◆ **STATED TASK**
Images are excluded; otherwise, output every record exactly.
>> START
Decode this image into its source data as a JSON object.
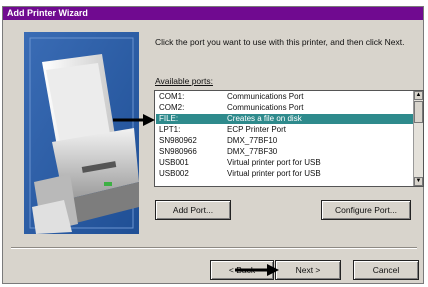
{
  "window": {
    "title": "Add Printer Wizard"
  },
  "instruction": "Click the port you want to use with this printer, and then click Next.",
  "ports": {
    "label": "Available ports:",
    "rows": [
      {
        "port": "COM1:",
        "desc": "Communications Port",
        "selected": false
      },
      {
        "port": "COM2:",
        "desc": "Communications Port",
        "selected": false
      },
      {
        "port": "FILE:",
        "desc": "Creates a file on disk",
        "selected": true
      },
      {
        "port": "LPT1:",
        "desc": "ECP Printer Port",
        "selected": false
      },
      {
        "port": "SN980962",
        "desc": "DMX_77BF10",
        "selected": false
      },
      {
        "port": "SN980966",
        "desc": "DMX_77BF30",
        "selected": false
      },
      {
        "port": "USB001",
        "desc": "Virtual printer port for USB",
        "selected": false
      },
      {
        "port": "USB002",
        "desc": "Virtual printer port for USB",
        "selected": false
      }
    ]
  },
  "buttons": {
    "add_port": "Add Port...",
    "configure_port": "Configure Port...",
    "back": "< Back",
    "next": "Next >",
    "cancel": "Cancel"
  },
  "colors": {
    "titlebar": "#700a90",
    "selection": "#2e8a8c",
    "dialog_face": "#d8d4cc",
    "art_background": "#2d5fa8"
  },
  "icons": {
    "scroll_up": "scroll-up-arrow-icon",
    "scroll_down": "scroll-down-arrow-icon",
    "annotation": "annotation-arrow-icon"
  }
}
>> END
◆ **WORKED SOLUTION**
Decode this image into its source data as a JSON object.
{
  "window": {
    "title": "Add Printer Wizard"
  },
  "instruction": "Click the port you want to use with this printer, and then click Next.",
  "ports": {
    "label": "Available ports:",
    "rows": [
      {
        "port": "COM1:",
        "desc": "Communications Port",
        "selected": false
      },
      {
        "port": "COM2:",
        "desc": "Communications Port",
        "selected": false
      },
      {
        "port": "FILE:",
        "desc": "Creates a file on disk",
        "selected": true
      },
      {
        "port": "LPT1:",
        "desc": "ECP Printer Port",
        "selected": false
      },
      {
        "port": "SN980962",
        "desc": "DMX_77BF10",
        "selected": false
      },
      {
        "port": "SN980966",
        "desc": "DMX_77BF30",
        "selected": false
      },
      {
        "port": "USB001",
        "desc": "Virtual printer port for USB",
        "selected": false
      },
      {
        "port": "USB002",
        "desc": "Virtual printer port for USB",
        "selected": false
      }
    ]
  },
  "buttons": {
    "add_port": "Add Port...",
    "configure_port": "Configure Port...",
    "back": "< Back",
    "next": "Next >",
    "cancel": "Cancel"
  },
  "colors": {
    "titlebar": "#700a90",
    "selection": "#2e8a8c",
    "dialog_face": "#d8d4cc",
    "art_background": "#2d5fa8"
  },
  "icons": {
    "scroll_up": "scroll-up-arrow-icon",
    "scroll_down": "scroll-down-arrow-icon",
    "annotation": "annotation-arrow-icon"
  }
}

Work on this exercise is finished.